> Written exercise: Only the lines holding the string "Ingredients" are needed. Copy each one.
##### Data for processing #####
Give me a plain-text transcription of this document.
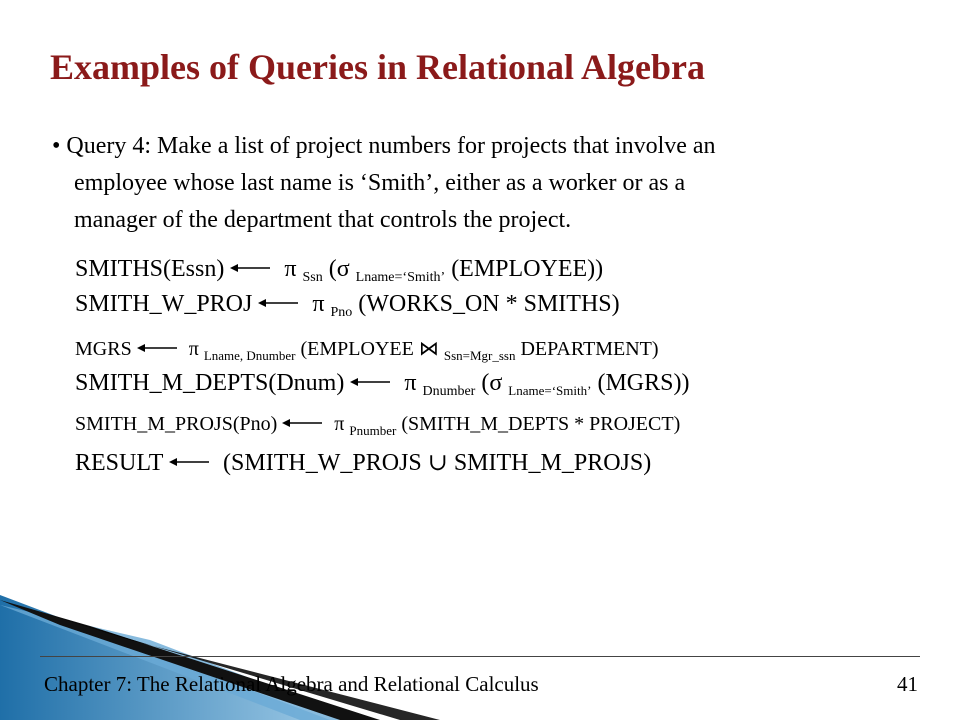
Examples of Queries in Relational Algebra
• Query 4: Make a list of project numbers for projects that involve an
employee whose last name is ‘Smith’, either as a worker or as a
manager of the department that controls the project.
SMITHS(Essn)	π $_{Ssn}$ (σ $_{Lname=‘Smith’}$ (EMPLOYEE))
SMITH_W_PROJ	π $_{Pno}$ (WORKS_ON * SMITHS)
MGRS	π $_{Lname, Dnumber}$ (EMPLOYEE ⋈ $_{Ssn=Mgr\_ssn}$ DEPARTMENT)
SMITH_M_DEPTS(Dnum)	π $_{Dnumber}$ (σ $_{Lname=‘Smith’}$ (MGRS))
SMITH_M_PROJS(Pno)	π $_{Pnumber}$ (SMITH_M_DEPTS * PROJECT)
RESULT	(SMITH_W_PROJS ∪ SMITH_M_PROJS)
Chapter 7: The Relational Algebra and Relational Calculus	41
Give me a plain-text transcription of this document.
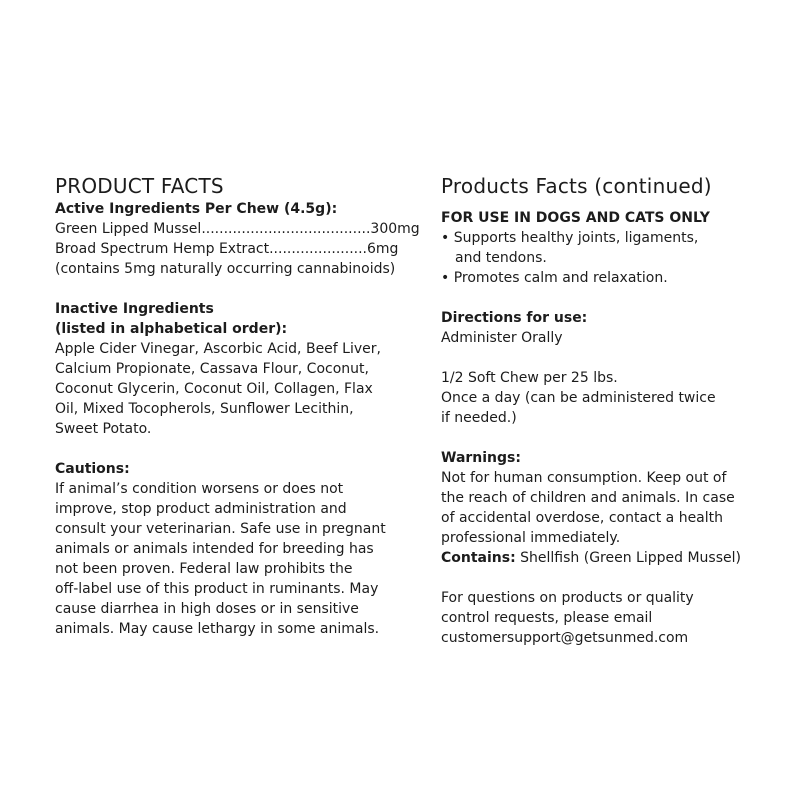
PRODUCT FACTS
Active Ingredients Per Chew (4.5g):
Green Lipped Mussel ...................................... 300mg
Broad Spectrum Hemp Extract .................... ..6mg
(contains 5mg naturally occurring cannabinoids)
Inactive Ingredients
(listed in alphabetical order):
Apple Cider Vinegar, Ascorbic Acid, Beef Liver,
Calcium Propionate, Cassava Flour, Coconut,
Coconut Glycerin, Coconut Oil, Collagen, Flax
Oil, Mixed Tocopherols, Sunflower Lecithin,
Sweet Potato.
Cautions:
If animal’s condition worsens or does not
improve, stop product administration and
consult your veterinarian. Safe use in pregnant
animals or animals intended for breeding has
not been proven. Federal law prohibits the
off-label use of this product in ruminants. May
cause diarrhea in high doses or in sensitive
animals. May cause lethargy in some animals.
Products Facts (continued)
FOR USE IN DOGS AND CATS ONLY
• Supports healthy joints, ligaments,
and tendons.
• Promotes calm and relaxation.
Directions for use:
Administer Orally
1/2 Soft Chew per 25 lbs.
Once a day (can be administered twice
if needed.)
Warnings:
Not for human consumption. Keep out of
the reach of children and animals. In case
of accidental overdose, contact a health
professional immediately.
Contains: Shellfish (Green Lipped Mussel)
For questions on products or quality
control requests, please email
customersupport@getsunmed.com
#####
> Solution for this task:
Active Ingredients Per Chew (4.5g):
Inactive Ingredients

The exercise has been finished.